(Data entries)

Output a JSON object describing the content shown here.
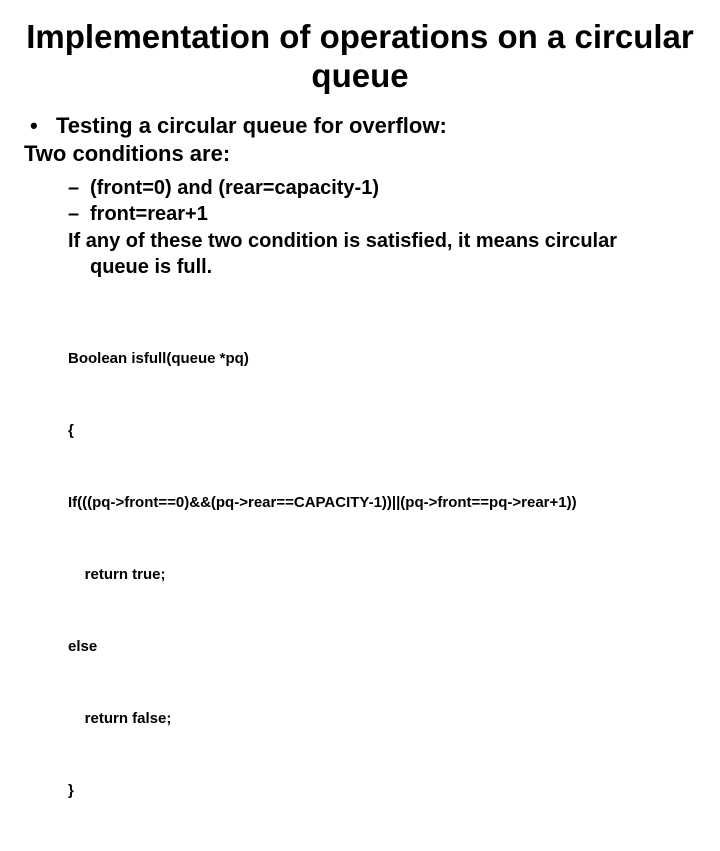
{
  "title": "Implementation of operations on a circular queue",
  "body": {
    "b1": "Testing a circular queue for overflow:",
    "b2": "Two conditions are:"
  },
  "sub": {
    "d1": "(front=0) and (rear=capacity-1)",
    "d2": "front=rear+1",
    "if_line": "If any of these two condition is satisfied, it means circular",
    "if_line2": "queue is full."
  },
  "code": {
    "l1": "Boolean isfull(queue *pq)",
    "l2": "{",
    "l3": "If(((pq->front==0)&&(pq->rear==CAPACITY-1))||(pq->front==pq->rear+1))",
    "l4": "    return true;",
    "l5": "else",
    "l6": "    return false;",
    "l7": "}"
  }
}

**EXERCISE REQUIREMENTS**.
Every entry must be transcribed exactly. Pictures do not belong in the copy.

**RIGHT ANSWER**.
Output a JSON object describing the content shown here.
{
  "title": "Implementation of operations on a circular queue",
  "body": {
    "b1": "Testing a circular queue for overflow:",
    "b2": "Two conditions are:"
  },
  "sub": {
    "d1": "(front=0) and (rear=capacity-1)",
    "d2": "front=rear+1",
    "if_line": "If any of these two condition is satisfied, it means circular",
    "if_line2": "queue is full."
  },
  "code": {
    "l1": "Boolean isfull(queue *pq)",
    "l2": "{",
    "l3": "If(((pq->front==0)&&(pq->rear==CAPACITY-1))||(pq->front==pq->rear+1))",
    "l4": "    return true;",
    "l5": "else",
    "l6": "    return false;",
    "l7": "}"
  }
}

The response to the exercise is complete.